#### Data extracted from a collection
=======

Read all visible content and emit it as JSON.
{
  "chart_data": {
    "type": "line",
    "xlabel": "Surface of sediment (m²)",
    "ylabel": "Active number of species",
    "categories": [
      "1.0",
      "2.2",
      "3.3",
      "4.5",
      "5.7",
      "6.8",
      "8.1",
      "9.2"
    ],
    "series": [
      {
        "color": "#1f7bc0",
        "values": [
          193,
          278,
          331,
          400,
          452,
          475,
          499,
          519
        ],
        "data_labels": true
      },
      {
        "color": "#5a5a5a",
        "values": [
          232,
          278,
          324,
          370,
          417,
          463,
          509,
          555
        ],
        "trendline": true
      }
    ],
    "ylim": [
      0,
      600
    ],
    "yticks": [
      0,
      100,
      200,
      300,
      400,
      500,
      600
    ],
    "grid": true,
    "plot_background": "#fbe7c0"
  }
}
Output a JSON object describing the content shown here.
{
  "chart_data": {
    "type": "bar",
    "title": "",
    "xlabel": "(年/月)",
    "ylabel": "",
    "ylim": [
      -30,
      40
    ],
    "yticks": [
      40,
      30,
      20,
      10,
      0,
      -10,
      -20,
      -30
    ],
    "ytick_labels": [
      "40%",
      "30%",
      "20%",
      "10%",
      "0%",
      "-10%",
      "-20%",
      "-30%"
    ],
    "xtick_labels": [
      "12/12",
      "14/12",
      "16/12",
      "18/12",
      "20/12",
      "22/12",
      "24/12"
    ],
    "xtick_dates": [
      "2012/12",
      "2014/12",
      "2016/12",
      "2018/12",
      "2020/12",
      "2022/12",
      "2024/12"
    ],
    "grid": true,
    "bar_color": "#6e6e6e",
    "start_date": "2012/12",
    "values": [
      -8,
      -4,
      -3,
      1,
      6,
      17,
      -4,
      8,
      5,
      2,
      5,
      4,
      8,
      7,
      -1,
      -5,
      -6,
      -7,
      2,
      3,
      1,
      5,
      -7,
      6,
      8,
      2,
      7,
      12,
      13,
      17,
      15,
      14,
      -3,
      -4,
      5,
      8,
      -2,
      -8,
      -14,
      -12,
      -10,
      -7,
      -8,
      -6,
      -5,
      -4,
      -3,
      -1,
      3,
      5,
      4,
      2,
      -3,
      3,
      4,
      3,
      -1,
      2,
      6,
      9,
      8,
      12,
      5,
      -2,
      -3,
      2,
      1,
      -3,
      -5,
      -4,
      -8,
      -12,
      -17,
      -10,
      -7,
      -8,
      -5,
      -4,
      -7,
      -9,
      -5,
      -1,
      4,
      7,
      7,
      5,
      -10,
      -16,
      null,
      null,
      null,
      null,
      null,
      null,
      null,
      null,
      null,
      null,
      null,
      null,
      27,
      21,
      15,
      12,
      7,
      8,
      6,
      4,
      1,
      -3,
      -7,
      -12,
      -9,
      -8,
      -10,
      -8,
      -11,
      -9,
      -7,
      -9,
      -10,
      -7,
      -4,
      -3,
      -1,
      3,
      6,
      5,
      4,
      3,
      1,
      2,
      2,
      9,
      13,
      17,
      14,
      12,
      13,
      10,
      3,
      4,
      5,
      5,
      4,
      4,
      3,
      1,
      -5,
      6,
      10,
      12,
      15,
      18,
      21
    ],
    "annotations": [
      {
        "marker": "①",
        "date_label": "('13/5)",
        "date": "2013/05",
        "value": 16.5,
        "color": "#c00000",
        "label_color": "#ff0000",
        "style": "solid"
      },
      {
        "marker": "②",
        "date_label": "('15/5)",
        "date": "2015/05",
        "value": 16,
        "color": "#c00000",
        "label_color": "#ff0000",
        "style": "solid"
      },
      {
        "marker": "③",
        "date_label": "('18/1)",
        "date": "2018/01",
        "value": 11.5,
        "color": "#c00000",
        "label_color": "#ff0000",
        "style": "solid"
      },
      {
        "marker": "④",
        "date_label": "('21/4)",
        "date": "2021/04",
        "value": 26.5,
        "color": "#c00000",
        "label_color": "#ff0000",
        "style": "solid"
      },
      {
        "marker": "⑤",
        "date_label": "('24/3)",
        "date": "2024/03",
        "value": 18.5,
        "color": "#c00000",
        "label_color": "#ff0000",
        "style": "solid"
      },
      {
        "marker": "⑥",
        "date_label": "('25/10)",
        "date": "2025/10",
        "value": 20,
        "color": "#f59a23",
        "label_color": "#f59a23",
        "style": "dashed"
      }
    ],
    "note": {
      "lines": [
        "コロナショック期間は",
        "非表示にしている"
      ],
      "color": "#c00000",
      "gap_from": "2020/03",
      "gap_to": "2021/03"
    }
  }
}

=======

Reproduce the material precisely, including every line.

#### TASK RESULT
Read all visible content and emit it as JSON.
{
  "chart_data": {
    "type": "line",
    "xlabel": "Surface of sediment (m²)",
    "ylabel": "Active number of species",
    "categories": [
      "1.0",
      "2.2",
      "3.3",
      "4.5",
      "5.7",
      "6.8",
      "8.1",
      "9.2"
    ],
    "series": [
      {
        "color": "#1f7bc0",
        "values": [
          193,
          278,
          331,
          400,
          452,
          475,
          499,
          519
        ],
        "data_labels": true
      },
      {
        "color": "#5a5a5a",
        "values": [
          232,
          278,
          324,
          370,
          417,
          463,
          509,
          555
        ],
        "trendline": true
      }
    ],
    "ylim": [
      0,
      600
    ],
    "yticks": [
      0,
      100,
      200,
      300,
      400,
      500,
      600
    ],
    "grid": true,
    "plot_background": "#fbe7c0"
  }
}
Output a JSON object describing the content shown here.
{
  "chart_data": {
    "type": "bar",
    "title": "",
    "xlabel": "(年/月)",
    "ylabel": "",
    "ylim": [
      -30,
      40
    ],
    "yticks": [
      40,
      30,
      20,
      10,
      0,
      -10,
      -20,
      -30
    ],
    "ytick_labels": [
      "40%",
      "30%",
      "20%",
      "10%",
      "0%",
      "-10%",
      "-20%",
      "-30%"
    ],
    "xtick_labels": [
      "12/12",
      "14/12",
      "16/12",
      "18/12",
      "20/12",
      "22/12",
      "24/12"
    ],
    "xtick_dates": [
      "2012/12",
      "2014/12",
      "2016/12",
      "2018/12",
      "2020/12",
      "2022/12",
      "2024/12"
    ],
    "grid": true,
    "bar_color": "#6e6e6e",
    "start_date": "2012/12",
    "values": [
      -8,
      -4,
      -3,
      1,
      6,
      17,
      -4,
      8,
      5,
      2,
      5,
      4,
      8,
      7,
      -1,
      -5,
      -6,
      -7,
      2,
      3,
      1,
      5,
      -7,
      6,
      8,
      2,
      7,
      12,
      13,
      17,
      15,
      14,
      -3,
      -4,
      5,
      8,
      -2,
      -8,
      -14,
      -12,
      -10,
      -7,
      -8,
      -6,
      -5,
      -4,
      -3,
      -1,
      3,
      5,
      4,
      2,
      -3,
      3,
      4,
      3,
      -1,
      2,
      6,
      9,
      8,
      12,
      5,
      -2,
      -3,
      2,
      1,
      -3,
      -5,
      -4,
      -8,
      -12,
      -17,
      -10,
      -7,
      -8,
      -5,
      -4,
      -7,
      -9,
      -5,
      -1,
      4,
      7,
      7,
      5,
      -10,
      -16,
      null,
      null,
      null,
      null,
      null,
      null,
      null,
      null,
      null,
      null,
      null,
      null,
      27,
      21,
      15,
      12,
      7,
      8,
      6,
      4,
      1,
      -3,
      -7,
      -12,
      -9,
      -8,
      -10,
      -8,
      -11,
      -9,
      -7,
      -9,
      -10,
      -7,
      -4,
      -3,
      -1,
      3,
      6,
      5,
      4,
      3,
      1,
      2,
      2,
      9,
      13,
      17,
      14,
      12,
      13,
      10,
      3,
      4,
      5,
      5,
      4,
      4,
      3,
      1,
      -5,
      6,
      10,
      12,
      15,
      18,
      21
    ],
    "annotations": [
      {
        "marker": "①",
        "date_label": "('13/5)",
        "date": "2013/05",
        "value": 16.5,
        "color": "#c00000",
        "label_color": "#ff0000",
        "style": "solid"
      },
      {
        "marker": "②",
        "date_label": "('15/5)",
        "date": "2015/05",
        "value": 16,
        "color": "#c00000",
        "label_color": "#ff0000",
        "style": "solid"
      },
      {
        "marker": "③",
        "date_label": "('18/1)",
        "date": "2018/01",
        "value": 11.5,
        "color": "#c00000",
        "label_color": "#ff0000",
        "style": "solid"
      },
      {
        "marker": "④",
        "date_label": "('21/4)",
        "date": "2021/04",
        "value": 26.5,
        "color": "#c00000",
        "label_color": "#ff0000",
        "style": "solid"
      },
      {
        "marker": "⑤",
        "date_label": "('24/3)",
        "date": "2024/03",
        "value": 18.5,
        "color": "#c00000",
        "label_color": "#ff0000",
        "style": "solid"
      },
      {
        "marker": "⑥",
        "date_label": "('25/10)",
        "date": "2025/10",
        "value": 20,
        "color": "#f59a23",
        "label_color": "#f59a23",
        "style": "dashed"
      }
    ],
    "note": {
      "lines": [
        "コロナショック期間は",
        "非表示にしている"
      ],
      "color": "#c00000",
      "gap_from": "2020/03",
      "gap_to": "2021/03"
    }
  }
}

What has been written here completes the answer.